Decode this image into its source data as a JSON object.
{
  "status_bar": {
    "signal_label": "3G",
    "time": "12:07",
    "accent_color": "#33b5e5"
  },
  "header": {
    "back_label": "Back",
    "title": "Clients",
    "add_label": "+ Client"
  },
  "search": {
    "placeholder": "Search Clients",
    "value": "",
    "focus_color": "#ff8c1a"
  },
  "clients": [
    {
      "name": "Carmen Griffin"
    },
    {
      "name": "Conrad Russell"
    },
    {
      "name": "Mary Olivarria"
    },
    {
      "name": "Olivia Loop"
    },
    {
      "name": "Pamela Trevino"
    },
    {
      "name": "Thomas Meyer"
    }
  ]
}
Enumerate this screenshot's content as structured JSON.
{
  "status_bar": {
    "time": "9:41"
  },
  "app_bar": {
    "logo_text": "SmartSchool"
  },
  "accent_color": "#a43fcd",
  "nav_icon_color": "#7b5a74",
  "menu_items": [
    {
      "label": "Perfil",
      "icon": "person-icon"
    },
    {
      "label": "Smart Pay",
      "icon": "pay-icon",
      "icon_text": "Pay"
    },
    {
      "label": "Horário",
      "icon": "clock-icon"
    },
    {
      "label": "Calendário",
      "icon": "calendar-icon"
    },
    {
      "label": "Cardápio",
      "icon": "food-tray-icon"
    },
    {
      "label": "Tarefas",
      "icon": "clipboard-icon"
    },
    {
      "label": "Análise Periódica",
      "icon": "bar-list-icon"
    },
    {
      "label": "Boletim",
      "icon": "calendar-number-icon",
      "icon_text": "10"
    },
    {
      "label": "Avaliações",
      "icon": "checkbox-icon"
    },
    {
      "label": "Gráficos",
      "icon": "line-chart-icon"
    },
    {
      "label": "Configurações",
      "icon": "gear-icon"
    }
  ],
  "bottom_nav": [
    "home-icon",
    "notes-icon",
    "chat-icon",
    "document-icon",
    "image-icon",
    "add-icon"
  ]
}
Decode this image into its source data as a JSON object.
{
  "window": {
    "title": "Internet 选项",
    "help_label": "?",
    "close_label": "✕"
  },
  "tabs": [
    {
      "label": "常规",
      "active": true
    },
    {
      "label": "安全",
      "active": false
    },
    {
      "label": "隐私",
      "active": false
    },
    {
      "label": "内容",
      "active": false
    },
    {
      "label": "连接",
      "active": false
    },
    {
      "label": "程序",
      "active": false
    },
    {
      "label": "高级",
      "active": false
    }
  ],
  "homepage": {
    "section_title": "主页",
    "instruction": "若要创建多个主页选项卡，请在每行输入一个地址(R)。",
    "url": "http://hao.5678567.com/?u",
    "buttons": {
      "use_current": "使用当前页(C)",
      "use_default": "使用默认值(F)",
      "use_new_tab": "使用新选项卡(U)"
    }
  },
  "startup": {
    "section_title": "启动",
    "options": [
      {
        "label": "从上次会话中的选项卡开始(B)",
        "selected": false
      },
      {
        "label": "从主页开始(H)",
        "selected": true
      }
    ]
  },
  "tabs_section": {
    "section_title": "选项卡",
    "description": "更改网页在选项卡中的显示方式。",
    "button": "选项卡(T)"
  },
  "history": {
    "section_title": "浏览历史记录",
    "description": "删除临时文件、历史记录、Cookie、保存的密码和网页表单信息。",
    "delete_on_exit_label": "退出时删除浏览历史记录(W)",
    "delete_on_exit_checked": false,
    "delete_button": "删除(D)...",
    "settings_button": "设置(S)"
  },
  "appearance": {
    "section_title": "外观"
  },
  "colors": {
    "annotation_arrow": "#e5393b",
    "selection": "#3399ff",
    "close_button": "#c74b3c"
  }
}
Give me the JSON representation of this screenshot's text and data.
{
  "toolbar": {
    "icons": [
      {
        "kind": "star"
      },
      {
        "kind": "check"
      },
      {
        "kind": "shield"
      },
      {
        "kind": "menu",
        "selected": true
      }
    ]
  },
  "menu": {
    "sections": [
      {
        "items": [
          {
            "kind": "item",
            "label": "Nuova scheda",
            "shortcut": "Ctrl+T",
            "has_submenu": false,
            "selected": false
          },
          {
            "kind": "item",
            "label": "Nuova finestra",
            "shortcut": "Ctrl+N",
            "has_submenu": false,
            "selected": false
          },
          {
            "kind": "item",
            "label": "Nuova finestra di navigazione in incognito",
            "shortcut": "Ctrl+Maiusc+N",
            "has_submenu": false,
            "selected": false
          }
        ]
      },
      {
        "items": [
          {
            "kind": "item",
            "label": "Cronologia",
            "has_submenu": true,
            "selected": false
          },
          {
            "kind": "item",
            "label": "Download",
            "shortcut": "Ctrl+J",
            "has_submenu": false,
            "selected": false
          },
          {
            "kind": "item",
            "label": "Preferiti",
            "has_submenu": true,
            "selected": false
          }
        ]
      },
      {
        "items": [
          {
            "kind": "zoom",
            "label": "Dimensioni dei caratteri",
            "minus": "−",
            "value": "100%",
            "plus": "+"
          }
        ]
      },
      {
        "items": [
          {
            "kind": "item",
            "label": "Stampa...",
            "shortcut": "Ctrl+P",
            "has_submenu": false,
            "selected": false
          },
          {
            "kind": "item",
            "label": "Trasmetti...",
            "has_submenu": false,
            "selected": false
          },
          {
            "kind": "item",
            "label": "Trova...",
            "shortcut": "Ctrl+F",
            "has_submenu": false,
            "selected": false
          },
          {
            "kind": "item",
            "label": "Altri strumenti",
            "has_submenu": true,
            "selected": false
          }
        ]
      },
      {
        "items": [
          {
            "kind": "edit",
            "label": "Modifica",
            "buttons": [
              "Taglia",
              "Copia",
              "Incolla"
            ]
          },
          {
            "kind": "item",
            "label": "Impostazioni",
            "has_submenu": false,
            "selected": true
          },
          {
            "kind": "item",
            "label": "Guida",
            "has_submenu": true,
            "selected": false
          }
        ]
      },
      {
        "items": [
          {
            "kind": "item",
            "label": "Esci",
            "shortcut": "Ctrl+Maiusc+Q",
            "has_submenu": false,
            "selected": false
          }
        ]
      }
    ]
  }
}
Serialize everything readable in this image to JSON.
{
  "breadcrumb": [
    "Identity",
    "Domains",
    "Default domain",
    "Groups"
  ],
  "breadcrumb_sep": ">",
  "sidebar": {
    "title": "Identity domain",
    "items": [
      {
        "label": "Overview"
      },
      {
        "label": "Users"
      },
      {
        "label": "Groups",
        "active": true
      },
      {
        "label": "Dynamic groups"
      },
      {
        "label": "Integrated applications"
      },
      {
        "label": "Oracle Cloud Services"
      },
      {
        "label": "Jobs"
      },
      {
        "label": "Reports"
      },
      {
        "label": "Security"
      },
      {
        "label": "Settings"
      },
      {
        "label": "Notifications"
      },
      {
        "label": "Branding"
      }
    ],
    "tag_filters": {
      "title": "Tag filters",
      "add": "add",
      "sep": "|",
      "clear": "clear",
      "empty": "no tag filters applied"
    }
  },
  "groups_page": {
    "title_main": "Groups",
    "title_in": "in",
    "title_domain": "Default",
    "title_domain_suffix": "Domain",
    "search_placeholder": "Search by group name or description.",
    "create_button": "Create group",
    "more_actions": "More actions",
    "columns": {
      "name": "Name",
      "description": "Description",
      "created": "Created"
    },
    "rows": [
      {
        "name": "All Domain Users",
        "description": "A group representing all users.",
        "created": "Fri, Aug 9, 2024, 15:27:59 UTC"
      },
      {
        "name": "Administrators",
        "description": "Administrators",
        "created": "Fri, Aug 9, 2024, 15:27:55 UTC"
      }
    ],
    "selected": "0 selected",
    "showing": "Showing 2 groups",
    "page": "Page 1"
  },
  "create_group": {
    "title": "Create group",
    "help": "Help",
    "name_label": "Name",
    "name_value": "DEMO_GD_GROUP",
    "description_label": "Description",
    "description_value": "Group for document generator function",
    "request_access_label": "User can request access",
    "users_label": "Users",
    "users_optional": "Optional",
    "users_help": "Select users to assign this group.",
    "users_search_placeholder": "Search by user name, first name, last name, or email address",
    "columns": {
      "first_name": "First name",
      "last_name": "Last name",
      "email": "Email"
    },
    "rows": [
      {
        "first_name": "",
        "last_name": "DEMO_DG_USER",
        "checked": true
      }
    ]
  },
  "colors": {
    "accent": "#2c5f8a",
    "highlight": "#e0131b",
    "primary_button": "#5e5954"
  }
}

• **Set task**
What is the number of lines above that contain the string "Nuova"? Answer with the number alone.

• **Output**
3